--- Listed records ---
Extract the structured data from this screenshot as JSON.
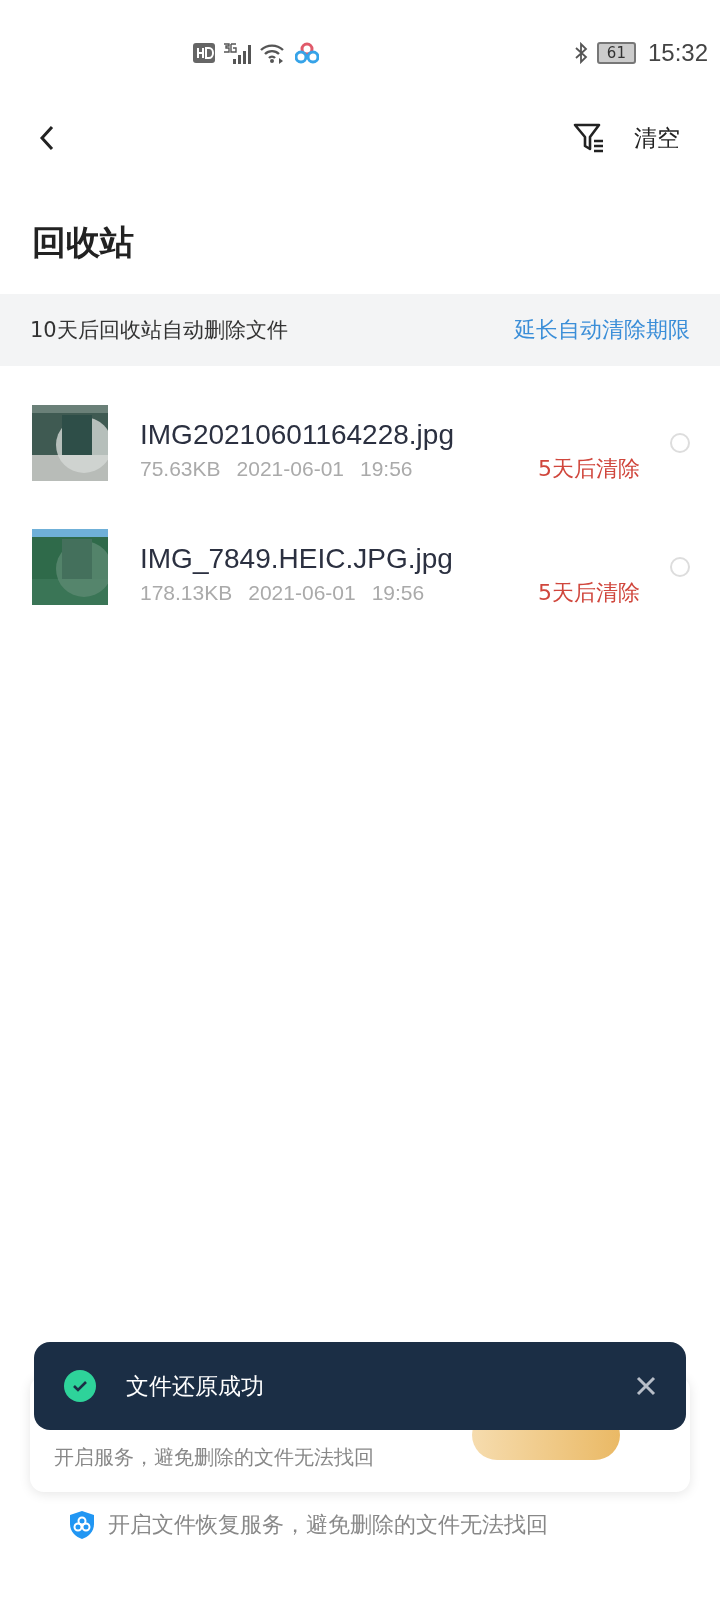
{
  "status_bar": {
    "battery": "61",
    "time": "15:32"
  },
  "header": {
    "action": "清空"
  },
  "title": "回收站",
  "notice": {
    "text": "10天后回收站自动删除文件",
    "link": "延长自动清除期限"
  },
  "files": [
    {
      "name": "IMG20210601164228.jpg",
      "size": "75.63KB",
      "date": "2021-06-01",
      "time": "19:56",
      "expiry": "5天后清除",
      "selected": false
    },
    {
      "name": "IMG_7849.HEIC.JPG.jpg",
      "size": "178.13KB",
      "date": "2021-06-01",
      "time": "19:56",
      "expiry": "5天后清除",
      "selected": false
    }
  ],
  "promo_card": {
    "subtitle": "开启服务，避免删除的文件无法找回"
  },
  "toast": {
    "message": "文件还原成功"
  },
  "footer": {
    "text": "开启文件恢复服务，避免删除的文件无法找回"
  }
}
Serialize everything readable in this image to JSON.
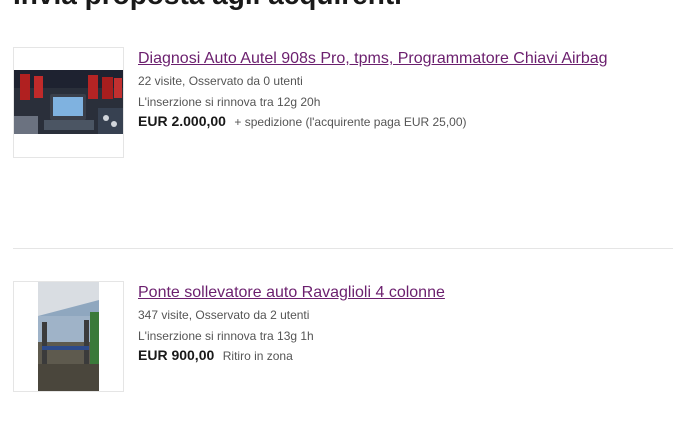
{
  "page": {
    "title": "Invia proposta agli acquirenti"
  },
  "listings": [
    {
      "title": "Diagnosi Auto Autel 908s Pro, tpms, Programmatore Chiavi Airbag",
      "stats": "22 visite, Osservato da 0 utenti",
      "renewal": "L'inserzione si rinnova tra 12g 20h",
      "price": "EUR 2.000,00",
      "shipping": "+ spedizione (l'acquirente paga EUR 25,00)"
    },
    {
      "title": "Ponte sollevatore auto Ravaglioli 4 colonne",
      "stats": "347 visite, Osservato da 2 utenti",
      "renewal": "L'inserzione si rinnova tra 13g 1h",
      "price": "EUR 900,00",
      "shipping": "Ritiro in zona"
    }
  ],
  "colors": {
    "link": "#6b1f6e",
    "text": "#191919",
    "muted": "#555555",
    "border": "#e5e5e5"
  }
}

--- Written request ---
Would you return the data exactly as written, without the pictures?

--- Answer to the problem ---
Extract the structured data from this screenshot as JSON.
{
  "status_bar": {
    "battery": "61",
    "time": "15:32"
  },
  "header": {
    "action": "清空"
  },
  "title": "回收站",
  "notice": {
    "text": "10天后回收站自动删除文件",
    "link": "延长自动清除期限"
  },
  "files": [
    {
      "name": "IMG20210601164228.jpg",
      "size": "75.63KB",
      "date": "2021-06-01",
      "time": "19:56",
      "expiry": "5天后清除",
      "selected": false
    },
    {
      "name": "IMG_7849.HEIC.JPG.jpg",
      "size": "178.13KB",
      "date": "2021-06-01",
      "time": "19:56",
      "expiry": "5天后清除",
      "selected": false
    }
  ],
  "promo_card": {
    "subtitle": "开启服务，避免删除的文件无法找回"
  },
  "toast": {
    "message": "文件还原成功"
  },
  "footer": {
    "text": "开启文件恢复服务，避免删除的文件无法找回"
  }
}
Serialize everything readable in this image to JSON.
{
  "page": {
    "title": "Invia proposta agli acquirenti"
  },
  "listings": [
    {
      "title": "Diagnosi Auto Autel 908s Pro, tpms, Programmatore Chiavi Airbag",
      "stats": "22 visite, Osservato da 0 utenti",
      "renewal": "L'inserzione si rinnova tra 12g 20h",
      "price": "EUR 2.000,00",
      "shipping": "+ spedizione (l'acquirente paga EUR 25,00)"
    },
    {
      "title": "Ponte sollevatore auto Ravaglioli 4 colonne",
      "stats": "347 visite, Osservato da 2 utenti",
      "renewal": "L'inserzione si rinnova tra 13g 1h",
      "price": "EUR 900,00",
      "shipping": "Ritiro in zona"
    }
  ],
  "colors": {
    "link": "#6b1f6e",
    "text": "#191919",
    "muted": "#555555",
    "border": "#e5e5e5"
  }
}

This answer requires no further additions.